Information shown =
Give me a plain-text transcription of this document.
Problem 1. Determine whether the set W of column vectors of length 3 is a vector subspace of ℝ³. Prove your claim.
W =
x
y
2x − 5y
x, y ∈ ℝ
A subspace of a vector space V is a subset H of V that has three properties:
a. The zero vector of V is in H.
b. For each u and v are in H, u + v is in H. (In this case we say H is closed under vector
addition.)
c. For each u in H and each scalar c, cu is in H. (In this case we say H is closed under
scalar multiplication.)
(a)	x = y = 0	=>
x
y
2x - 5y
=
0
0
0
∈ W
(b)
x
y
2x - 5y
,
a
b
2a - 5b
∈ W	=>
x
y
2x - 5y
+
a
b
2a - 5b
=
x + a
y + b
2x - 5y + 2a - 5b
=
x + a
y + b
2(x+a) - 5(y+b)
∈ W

Your task = Where a line of the data holds "vector", show that line.

Written reply =
Problem 1. Determine whether the set W of column vectors of length 3 is a vector subspace of ℝ³. Prove your claim.
A subspace of a vector space V is a subset H of V that has three properties:
a. The zero vector of V is in H.
b. For each u and v are in H, u + v is in H. (In this case we say H is closed under vector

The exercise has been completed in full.